WHAT THE EXERCISE ASKS —
Collect all lines below with the string "如图所示".

DATA SHOWN —

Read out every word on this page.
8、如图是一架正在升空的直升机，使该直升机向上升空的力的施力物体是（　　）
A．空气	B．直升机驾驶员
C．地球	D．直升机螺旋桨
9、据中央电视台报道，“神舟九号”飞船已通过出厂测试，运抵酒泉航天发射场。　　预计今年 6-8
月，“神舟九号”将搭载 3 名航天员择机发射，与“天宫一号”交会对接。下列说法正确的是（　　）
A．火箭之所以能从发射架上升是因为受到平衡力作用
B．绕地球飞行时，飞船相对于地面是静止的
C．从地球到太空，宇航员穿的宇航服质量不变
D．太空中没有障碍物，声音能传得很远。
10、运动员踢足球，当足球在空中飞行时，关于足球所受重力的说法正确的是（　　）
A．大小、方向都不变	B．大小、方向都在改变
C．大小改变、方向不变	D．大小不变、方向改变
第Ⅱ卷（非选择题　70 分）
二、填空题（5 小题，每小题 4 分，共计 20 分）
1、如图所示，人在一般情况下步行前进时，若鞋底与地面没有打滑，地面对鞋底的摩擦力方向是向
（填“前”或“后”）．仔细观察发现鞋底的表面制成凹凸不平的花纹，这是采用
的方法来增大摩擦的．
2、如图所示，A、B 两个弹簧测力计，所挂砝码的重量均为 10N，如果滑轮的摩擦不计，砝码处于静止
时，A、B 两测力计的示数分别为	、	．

FINAL RESULT —
1、如图所示，人在一般情况下步行前进时，若鞋底与地面没有打滑，地面对鞋底的摩擦力方向是向
2、如图所示，A、B 两个弹簧测力计，所挂砝码的重量均为 10N，如果滑轮的摩擦不计，砝码处于静止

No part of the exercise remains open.